--- Start of Data provided ---
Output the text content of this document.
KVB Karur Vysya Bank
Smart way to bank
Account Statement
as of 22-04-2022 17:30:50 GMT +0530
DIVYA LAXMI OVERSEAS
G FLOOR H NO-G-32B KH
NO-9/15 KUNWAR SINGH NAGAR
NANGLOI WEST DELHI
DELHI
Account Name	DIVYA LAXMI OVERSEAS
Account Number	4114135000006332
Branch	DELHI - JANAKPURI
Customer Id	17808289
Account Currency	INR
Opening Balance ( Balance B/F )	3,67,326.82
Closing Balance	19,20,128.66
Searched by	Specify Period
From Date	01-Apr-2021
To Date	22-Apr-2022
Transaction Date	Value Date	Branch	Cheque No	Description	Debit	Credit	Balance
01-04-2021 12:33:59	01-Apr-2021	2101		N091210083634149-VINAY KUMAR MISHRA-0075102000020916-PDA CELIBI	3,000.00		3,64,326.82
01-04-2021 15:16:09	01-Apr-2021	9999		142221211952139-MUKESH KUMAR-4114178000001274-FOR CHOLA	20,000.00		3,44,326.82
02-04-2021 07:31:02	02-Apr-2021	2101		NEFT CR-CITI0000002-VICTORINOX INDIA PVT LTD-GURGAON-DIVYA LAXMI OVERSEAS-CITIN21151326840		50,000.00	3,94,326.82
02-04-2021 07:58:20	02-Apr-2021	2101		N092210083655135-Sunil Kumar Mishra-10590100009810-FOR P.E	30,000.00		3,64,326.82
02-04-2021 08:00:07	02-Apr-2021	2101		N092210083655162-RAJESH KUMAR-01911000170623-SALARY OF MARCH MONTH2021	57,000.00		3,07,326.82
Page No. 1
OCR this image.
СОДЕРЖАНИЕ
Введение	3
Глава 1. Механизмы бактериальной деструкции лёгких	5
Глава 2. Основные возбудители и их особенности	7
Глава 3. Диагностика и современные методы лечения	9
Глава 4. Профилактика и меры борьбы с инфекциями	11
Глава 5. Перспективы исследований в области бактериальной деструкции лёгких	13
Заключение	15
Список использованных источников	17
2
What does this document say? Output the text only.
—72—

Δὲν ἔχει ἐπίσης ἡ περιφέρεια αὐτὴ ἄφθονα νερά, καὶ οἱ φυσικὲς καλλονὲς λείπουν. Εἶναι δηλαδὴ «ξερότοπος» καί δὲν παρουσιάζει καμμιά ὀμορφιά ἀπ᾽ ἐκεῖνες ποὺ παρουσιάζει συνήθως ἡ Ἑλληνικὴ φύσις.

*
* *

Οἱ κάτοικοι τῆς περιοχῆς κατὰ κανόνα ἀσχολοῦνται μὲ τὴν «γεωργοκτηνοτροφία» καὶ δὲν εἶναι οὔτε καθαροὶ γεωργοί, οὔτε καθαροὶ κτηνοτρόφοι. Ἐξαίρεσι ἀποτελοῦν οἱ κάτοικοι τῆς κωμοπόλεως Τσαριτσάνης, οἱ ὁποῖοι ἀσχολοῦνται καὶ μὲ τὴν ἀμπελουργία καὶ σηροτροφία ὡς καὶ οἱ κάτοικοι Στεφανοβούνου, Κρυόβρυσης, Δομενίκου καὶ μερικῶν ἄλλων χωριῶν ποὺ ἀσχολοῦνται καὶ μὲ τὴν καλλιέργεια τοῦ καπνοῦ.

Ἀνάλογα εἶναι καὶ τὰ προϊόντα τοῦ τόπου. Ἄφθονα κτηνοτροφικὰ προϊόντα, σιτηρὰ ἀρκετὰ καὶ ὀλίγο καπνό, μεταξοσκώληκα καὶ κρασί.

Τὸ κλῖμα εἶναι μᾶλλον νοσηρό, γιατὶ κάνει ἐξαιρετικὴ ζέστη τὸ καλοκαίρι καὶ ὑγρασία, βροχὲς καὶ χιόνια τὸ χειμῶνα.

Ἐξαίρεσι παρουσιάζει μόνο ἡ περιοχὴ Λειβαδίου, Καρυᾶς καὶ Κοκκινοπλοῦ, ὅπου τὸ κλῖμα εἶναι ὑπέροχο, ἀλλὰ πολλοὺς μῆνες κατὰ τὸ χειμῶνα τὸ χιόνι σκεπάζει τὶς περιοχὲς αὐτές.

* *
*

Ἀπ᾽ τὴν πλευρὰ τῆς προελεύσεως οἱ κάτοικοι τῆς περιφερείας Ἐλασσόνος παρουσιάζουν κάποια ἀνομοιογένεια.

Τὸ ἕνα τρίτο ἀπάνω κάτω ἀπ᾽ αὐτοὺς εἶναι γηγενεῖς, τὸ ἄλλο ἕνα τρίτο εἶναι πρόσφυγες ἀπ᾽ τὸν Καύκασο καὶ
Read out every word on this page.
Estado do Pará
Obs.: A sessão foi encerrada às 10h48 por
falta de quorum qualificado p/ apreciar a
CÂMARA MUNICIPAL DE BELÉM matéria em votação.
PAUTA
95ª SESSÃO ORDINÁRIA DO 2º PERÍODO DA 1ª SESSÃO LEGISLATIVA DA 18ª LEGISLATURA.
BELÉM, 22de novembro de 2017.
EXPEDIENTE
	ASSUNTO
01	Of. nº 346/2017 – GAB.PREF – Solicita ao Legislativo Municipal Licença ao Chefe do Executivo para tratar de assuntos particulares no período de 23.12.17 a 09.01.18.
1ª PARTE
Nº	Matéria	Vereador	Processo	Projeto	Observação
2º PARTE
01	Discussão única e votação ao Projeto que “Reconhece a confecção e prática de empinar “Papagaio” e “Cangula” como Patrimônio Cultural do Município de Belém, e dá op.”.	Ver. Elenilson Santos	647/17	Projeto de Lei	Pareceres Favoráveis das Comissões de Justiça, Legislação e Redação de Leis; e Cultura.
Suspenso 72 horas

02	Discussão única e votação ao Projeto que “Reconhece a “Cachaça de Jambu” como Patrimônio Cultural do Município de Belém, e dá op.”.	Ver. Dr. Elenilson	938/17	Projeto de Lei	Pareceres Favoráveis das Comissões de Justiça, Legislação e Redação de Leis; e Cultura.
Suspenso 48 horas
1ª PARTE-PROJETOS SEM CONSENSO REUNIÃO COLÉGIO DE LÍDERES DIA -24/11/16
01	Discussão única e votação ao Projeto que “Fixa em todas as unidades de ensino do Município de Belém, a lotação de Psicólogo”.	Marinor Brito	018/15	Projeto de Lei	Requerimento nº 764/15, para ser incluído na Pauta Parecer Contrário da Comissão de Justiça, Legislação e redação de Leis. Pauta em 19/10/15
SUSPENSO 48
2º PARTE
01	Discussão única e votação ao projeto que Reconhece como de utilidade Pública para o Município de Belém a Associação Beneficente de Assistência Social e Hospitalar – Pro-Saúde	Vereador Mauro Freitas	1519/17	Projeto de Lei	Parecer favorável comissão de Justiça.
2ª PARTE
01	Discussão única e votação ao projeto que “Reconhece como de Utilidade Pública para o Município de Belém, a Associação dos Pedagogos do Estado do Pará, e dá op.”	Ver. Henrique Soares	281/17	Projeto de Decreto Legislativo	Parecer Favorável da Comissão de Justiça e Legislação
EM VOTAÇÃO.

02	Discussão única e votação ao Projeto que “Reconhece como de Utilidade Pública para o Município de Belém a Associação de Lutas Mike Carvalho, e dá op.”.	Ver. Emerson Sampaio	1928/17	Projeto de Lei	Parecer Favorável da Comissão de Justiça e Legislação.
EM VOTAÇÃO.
--- End of Data provided ---
Set exercise:
Only a number is wanted: how many lines contain "κλῖμα"?

Written solution:
2